| EXERCISE BRIEF |
Entries follow. Set all of them down as they stand.

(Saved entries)
○ ○ ○ ○

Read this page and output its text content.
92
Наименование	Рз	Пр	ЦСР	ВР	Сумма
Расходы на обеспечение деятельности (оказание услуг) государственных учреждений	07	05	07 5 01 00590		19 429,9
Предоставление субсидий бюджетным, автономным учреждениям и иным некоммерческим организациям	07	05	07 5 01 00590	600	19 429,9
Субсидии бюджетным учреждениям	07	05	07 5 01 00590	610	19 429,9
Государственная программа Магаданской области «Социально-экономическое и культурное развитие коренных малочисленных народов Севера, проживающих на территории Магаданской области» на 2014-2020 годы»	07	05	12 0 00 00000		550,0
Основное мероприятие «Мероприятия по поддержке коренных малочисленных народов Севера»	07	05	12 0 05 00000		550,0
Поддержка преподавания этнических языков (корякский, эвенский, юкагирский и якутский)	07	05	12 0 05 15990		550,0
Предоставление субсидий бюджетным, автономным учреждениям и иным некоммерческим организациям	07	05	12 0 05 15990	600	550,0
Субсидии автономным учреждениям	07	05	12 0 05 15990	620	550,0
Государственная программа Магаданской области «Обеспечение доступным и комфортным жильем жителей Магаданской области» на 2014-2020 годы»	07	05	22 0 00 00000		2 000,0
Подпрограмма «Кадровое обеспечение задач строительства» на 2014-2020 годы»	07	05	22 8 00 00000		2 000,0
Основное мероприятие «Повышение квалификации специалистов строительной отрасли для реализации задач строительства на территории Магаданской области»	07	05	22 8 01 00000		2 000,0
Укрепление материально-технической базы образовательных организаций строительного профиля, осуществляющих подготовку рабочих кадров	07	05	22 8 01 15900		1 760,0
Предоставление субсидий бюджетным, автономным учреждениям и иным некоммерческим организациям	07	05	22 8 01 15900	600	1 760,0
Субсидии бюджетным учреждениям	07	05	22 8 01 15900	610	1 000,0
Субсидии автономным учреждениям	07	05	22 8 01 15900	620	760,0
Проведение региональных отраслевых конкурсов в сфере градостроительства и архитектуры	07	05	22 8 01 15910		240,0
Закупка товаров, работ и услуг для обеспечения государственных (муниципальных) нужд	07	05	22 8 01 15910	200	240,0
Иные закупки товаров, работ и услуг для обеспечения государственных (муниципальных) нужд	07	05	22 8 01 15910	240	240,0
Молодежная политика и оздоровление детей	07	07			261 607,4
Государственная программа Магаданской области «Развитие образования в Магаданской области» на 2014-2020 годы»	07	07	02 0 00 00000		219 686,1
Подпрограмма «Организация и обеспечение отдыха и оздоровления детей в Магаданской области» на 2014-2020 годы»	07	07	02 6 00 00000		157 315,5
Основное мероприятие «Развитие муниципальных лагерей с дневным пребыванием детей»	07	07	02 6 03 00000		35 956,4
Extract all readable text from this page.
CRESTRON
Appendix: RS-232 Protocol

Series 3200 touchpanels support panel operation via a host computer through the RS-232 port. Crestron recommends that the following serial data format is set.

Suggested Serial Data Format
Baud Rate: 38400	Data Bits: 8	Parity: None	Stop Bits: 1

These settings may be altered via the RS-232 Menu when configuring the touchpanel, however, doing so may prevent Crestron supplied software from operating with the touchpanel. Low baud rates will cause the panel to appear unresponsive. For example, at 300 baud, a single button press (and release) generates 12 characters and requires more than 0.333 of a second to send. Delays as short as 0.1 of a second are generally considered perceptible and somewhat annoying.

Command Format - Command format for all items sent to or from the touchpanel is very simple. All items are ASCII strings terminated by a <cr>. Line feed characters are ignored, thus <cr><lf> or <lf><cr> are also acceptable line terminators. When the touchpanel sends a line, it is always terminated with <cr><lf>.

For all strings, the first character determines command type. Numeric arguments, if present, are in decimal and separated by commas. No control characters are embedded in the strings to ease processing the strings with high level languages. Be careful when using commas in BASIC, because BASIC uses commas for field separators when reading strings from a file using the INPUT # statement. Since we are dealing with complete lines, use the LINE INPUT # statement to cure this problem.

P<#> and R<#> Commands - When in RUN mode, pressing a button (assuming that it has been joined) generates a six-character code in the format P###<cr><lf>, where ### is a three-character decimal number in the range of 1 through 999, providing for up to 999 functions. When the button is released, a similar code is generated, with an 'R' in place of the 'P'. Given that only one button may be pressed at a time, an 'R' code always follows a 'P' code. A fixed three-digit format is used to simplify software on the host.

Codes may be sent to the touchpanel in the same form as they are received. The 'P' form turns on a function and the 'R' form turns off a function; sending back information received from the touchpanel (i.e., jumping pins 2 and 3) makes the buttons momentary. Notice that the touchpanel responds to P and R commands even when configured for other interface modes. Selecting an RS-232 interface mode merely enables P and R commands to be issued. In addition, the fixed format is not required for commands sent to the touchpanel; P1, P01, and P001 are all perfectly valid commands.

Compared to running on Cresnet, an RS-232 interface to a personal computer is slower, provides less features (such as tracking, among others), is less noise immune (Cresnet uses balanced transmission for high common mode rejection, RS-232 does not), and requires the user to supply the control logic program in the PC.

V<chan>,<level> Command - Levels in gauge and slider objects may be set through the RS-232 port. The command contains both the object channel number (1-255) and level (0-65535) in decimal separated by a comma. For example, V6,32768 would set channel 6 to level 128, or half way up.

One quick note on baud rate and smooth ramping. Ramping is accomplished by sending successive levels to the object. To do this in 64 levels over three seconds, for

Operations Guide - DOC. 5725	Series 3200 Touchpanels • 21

○ ○ ○ ○

| EXERCISE SOLUTION |
Read this page and output its text content.
92
Наименование	Рз	Пр	ЦСР	ВР	Сумма
Расходы на обеспечение деятельности (оказание услуг) государственных учреждений	07	05	07 5 01 00590		19 429,9
Предоставление субсидий бюджетным, автономным учреждениям и иным некоммерческим организациям	07	05	07 5 01 00590	600	19 429,9
Субсидии бюджетным учреждениям	07	05	07 5 01 00590	610	19 429,9
Государственная программа Магаданской области «Социально-экономическое и культурное развитие коренных малочисленных народов Севера, проживающих на территории Магаданской области» на 2014-2020 годы»	07	05	12 0 00 00000		550,0
Основное мероприятие «Мероприятия по поддержке коренных малочисленных народов Севера»	07	05	12 0 05 00000		550,0
Поддержка преподавания этнических языков (корякский, эвенский, юкагирский и якутский)	07	05	12 0 05 15990		550,0
Предоставление субсидий бюджетным, автономным учреждениям и иным некоммерческим организациям	07	05	12 0 05 15990	600	550,0
Субсидии автономным учреждениям	07	05	12 0 05 15990	620	550,0
Государственная программа Магаданской области «Обеспечение доступным и комфортным жильем жителей Магаданской области» на 2014-2020 годы»	07	05	22 0 00 00000		2 000,0
Подпрограмма «Кадровое обеспечение задач строительства» на 2014-2020 годы»	07	05	22 8 00 00000		2 000,0
Основное мероприятие «Повышение квалификации специалистов строительной отрасли для реализации задач строительства на территории Магаданской области»	07	05	22 8 01 00000		2 000,0
Укрепление материально-технической базы образовательных организаций строительного профиля, осуществляющих подготовку рабочих кадров	07	05	22 8 01 15900		1 760,0
Предоставление субсидий бюджетным, автономным учреждениям и иным некоммерческим организациям	07	05	22 8 01 15900	600	1 760,0
Субсидии бюджетным учреждениям	07	05	22 8 01 15900	610	1 000,0
Субсидии автономным учреждениям	07	05	22 8 01 15900	620	760,0
Проведение региональных отраслевых конкурсов в сфере градостроительства и архитектуры	07	05	22 8 01 15910		240,0
Закупка товаров, работ и услуг для обеспечения государственных (муниципальных) нужд	07	05	22 8 01 15910	200	240,0
Иные закупки товаров, работ и услуг для обеспечения государственных (муниципальных) нужд	07	05	22 8 01 15910	240	240,0
Молодежная политика и оздоровление детей	07	07			261 607,4
Государственная программа Магаданской области «Развитие образования в Магаданской области» на 2014-2020 годы»	07	07	02 0 00 00000		219 686,1
Подпрограмма «Организация и обеспечение отдыха и оздоровления детей в Магаданской области» на 2014-2020 годы»	07	07	02 6 00 00000		157 315,5
Основное мероприятие «Развитие муниципальных лагерей с дневным пребыванием детей»	07	07	02 6 03 00000		35 956,4
Extract all readable text from this page.
CRESTRON
Appendix: RS-232 Protocol

Series 3200 touchpanels support panel operation via a host computer through the RS-232 port. Crestron recommends that the following serial data format is set.

Suggested Serial Data Format
Baud Rate: 38400	Data Bits: 8	Parity: None	Stop Bits: 1

These settings may be altered via the RS-232 Menu when configuring the touchpanel, however, doing so may prevent Crestron supplied software from operating with the touchpanel. Low baud rates will cause the panel to appear unresponsive. For example, at 300 baud, a single button press (and release) generates 12 characters and requires more than 0.333 of a second to send. Delays as short as 0.1 of a second are generally considered perceptible and somewhat annoying.

Command Format - Command format for all items sent to or from the touchpanel is very simple. All items are ASCII strings terminated by a <cr>. Line feed characters are ignored, thus <cr><lf> or <lf><cr> are also acceptable line terminators. When the touchpanel sends a line, it is always terminated with <cr><lf>.

For all strings, the first character determines command type. Numeric arguments, if present, are in decimal and separated by commas. No control characters are embedded in the strings to ease processing the strings with high level languages. Be careful when using commas in BASIC, because BASIC uses commas for field separators when reading strings from a file using the INPUT # statement. Since we are dealing with complete lines, use the LINE INPUT # statement to cure this problem.

P<#> and R<#> Commands - When in RUN mode, pressing a button (assuming that it has been joined) generates a six-character code in the format P###<cr><lf>, where ### is a three-character decimal number in the range of 1 through 999, providing for up to 999 functions. When the button is released, a similar code is generated, with an 'R' in place of the 'P'. Given that only one button may be pressed at a time, an 'R' code always follows a 'P' code. A fixed three-digit format is used to simplify software on the host.

Codes may be sent to the touchpanel in the same form as they are received. The 'P' form turns on a function and the 'R' form turns off a function; sending back information received from the touchpanel (i.e., jumping pins 2 and 3) makes the buttons momentary. Notice that the touchpanel responds to P and R commands even when configured for other interface modes. Selecting an RS-232 interface mode merely enables P and R commands to be issued. In addition, the fixed format is not required for commands sent to the touchpanel; P1, P01, and P001 are all perfectly valid commands.

Compared to running on Cresnet, an RS-232 interface to a personal computer is slower, provides less features (such as tracking, among others), is less noise immune (Cresnet uses balanced transmission for high common mode rejection, RS-232 does not), and requires the user to supply the control logic program in the PC.

V<chan>,<level> Command - Levels in gauge and slider objects may be set through the RS-232 port. The command contains both the object channel number (1-255) and level (0-65535) in decimal separated by a comma. For example, V6,32768 would set channel 6 to level 128, or half way up.

One quick note on baud rate and smooth ramping. Ramping is accomplished by sending successive levels to the object. To do this in 64 levels over three seconds, for

Operations Guide - DOC. 5725	Series 3200 Touchpanels • 21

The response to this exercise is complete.